- PROBLEM REQUIREMENTS: Repeat the lines that follow, leaving nothing out.

- THE RECORDS:
= = = =
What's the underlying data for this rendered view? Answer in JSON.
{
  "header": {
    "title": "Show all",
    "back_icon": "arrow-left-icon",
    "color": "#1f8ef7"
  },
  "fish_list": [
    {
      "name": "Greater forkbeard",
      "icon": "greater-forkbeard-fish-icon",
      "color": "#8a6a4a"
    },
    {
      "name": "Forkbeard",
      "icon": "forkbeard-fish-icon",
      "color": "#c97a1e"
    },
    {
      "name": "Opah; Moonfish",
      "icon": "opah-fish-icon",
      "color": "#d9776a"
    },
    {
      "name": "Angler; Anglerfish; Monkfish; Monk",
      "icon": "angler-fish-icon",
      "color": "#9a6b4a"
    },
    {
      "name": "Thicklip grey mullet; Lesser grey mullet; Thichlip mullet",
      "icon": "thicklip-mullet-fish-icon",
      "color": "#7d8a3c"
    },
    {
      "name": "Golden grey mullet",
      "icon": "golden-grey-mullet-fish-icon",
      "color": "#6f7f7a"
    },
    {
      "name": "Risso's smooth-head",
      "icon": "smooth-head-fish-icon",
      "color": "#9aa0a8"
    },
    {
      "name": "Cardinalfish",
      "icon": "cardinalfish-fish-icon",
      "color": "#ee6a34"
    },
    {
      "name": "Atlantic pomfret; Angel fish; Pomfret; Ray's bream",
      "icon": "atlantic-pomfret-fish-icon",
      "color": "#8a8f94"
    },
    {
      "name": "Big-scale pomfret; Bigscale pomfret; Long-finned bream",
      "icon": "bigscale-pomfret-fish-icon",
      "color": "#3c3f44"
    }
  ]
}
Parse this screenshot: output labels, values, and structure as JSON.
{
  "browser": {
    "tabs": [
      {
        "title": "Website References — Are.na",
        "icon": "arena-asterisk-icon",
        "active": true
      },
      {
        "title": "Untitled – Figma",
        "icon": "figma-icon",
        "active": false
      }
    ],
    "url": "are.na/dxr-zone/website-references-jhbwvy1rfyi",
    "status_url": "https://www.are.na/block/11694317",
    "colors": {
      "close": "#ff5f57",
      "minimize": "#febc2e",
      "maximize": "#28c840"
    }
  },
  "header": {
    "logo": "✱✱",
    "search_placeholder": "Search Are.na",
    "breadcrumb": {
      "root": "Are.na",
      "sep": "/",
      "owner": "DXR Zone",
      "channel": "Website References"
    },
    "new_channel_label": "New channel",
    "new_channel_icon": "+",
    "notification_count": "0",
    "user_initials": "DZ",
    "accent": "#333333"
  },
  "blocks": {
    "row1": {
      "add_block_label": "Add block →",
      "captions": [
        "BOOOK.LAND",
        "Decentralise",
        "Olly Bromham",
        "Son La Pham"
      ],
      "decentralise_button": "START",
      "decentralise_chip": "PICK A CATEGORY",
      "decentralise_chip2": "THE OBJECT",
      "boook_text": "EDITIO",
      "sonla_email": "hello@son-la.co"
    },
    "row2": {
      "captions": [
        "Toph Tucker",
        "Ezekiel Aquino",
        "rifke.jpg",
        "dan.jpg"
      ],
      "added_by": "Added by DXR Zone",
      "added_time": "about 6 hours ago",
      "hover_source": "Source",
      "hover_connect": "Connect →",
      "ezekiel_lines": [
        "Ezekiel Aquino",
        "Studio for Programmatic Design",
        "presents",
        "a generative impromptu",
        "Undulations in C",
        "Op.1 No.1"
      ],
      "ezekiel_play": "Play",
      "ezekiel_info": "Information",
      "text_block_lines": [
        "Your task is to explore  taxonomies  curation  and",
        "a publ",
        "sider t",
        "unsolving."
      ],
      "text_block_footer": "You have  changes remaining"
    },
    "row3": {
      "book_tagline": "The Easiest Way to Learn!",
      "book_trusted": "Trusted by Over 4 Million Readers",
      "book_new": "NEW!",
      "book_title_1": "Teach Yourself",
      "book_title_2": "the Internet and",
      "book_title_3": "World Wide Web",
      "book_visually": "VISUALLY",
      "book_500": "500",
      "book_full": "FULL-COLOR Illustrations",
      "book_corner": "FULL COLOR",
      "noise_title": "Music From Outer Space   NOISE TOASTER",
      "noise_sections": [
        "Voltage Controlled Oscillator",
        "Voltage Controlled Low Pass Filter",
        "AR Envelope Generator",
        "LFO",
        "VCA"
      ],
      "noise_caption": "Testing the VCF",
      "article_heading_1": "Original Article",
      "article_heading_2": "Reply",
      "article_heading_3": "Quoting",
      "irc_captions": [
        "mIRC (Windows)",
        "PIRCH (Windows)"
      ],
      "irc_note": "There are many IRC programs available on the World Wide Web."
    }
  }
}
= = = =
- COMPLETE OUTPUT:
What's the underlying data for this rendered view? Answer in JSON.
{
  "header": {
    "title": "Show all",
    "back_icon": "arrow-left-icon",
    "color": "#1f8ef7"
  },
  "fish_list": [
    {
      "name": "Greater forkbeard",
      "icon": "greater-forkbeard-fish-icon",
      "color": "#8a6a4a"
    },
    {
      "name": "Forkbeard",
      "icon": "forkbeard-fish-icon",
      "color": "#c97a1e"
    },
    {
      "name": "Opah; Moonfish",
      "icon": "opah-fish-icon",
      "color": "#d9776a"
    },
    {
      "name": "Angler; Anglerfish; Monkfish; Monk",
      "icon": "angler-fish-icon",
      "color": "#9a6b4a"
    },
    {
      "name": "Thicklip grey mullet; Lesser grey mullet; Thichlip mullet",
      "icon": "thicklip-mullet-fish-icon",
      "color": "#7d8a3c"
    },
    {
      "name": "Golden grey mullet",
      "icon": "golden-grey-mullet-fish-icon",
      "color": "#6f7f7a"
    },
    {
      "name": "Risso's smooth-head",
      "icon": "smooth-head-fish-icon",
      "color": "#9aa0a8"
    },
    {
      "name": "Cardinalfish",
      "icon": "cardinalfish-fish-icon",
      "color": "#ee6a34"
    },
    {
      "name": "Atlantic pomfret; Angel fish; Pomfret; Ray's bream",
      "icon": "atlantic-pomfret-fish-icon",
      "color": "#8a8f94"
    },
    {
      "name": "Big-scale pomfret; Bigscale pomfret; Long-finned bream",
      "icon": "bigscale-pomfret-fish-icon",
      "color": "#3c3f44"
    }
  ]
}
Parse this screenshot: output labels, values, and structure as JSON.
{
  "browser": {
    "tabs": [
      {
        "title": "Website References — Are.na",
        "icon": "arena-asterisk-icon",
        "active": true
      },
      {
        "title": "Untitled – Figma",
        "icon": "figma-icon",
        "active": false
      }
    ],
    "url": "are.na/dxr-zone/website-references-jhbwvy1rfyi",
    "status_url": "https://www.are.na/block/11694317",
    "colors": {
      "close": "#ff5f57",
      "minimize": "#febc2e",
      "maximize": "#28c840"
    }
  },
  "header": {
    "logo": "✱✱",
    "search_placeholder": "Search Are.na",
    "breadcrumb": {
      "root": "Are.na",
      "sep": "/",
      "owner": "DXR Zone",
      "channel": "Website References"
    },
    "new_channel_label": "New channel",
    "new_channel_icon": "+",
    "notification_count": "0",
    "user_initials": "DZ",
    "accent": "#333333"
  },
  "blocks": {
    "row1": {
      "add_block_label": "Add block →",
      "captions": [
        "BOOOK.LAND",
        "Decentralise",
        "Olly Bromham",
        "Son La Pham"
      ],
      "decentralise_button": "START",
      "decentralise_chip": "PICK A CATEGORY",
      "decentralise_chip2": "THE OBJECT",
      "boook_text": "EDITIO",
      "sonla_email": "hello@son-la.co"
    },
    "row2": {
      "captions": [
        "Toph Tucker",
        "Ezekiel Aquino",
        "rifke.jpg",
        "dan.jpg"
      ],
      "added_by": "Added by DXR Zone",
      "added_time": "about 6 hours ago",
      "hover_source": "Source",
      "hover_connect": "Connect →",
      "ezekiel_lines": [
        "Ezekiel Aquino",
        "Studio for Programmatic Design",
        "presents",
        "a generative impromptu",
        "Undulations in C",
        "Op.1 No.1"
      ],
      "ezekiel_play": "Play",
      "ezekiel_info": "Information",
      "text_block_lines": [
        "Your task is to explore  taxonomies  curation  and",
        "a publ",
        "sider t",
        "unsolving."
      ],
      "text_block_footer": "You have  changes remaining"
    },
    "row3": {
      "book_tagline": "The Easiest Way to Learn!",
      "book_trusted": "Trusted by Over 4 Million Readers",
      "book_new": "NEW!",
      "book_title_1": "Teach Yourself",
      "book_title_2": "the Internet and",
      "book_title_3": "World Wide Web",
      "book_visually": "VISUALLY",
      "book_500": "500",
      "book_full": "FULL-COLOR Illustrations",
      "book_corner": "FULL COLOR",
      "noise_title": "Music From Outer Space   NOISE TOASTER",
      "noise_sections": [
        "Voltage Controlled Oscillator",
        "Voltage Controlled Low Pass Filter",
        "AR Envelope Generator",
        "LFO",
        "VCA"
      ],
      "noise_caption": "Testing the VCF",
      "article_heading_1": "Original Article",
      "article_heading_2": "Reply",
      "article_heading_3": "Quoting",
      "irc_captions": [
        "mIRC (Windows)",
        "PIRCH (Windows)"
      ],
      "irc_note": "There are many IRC programs available on the World Wide Web."
    }
  }
}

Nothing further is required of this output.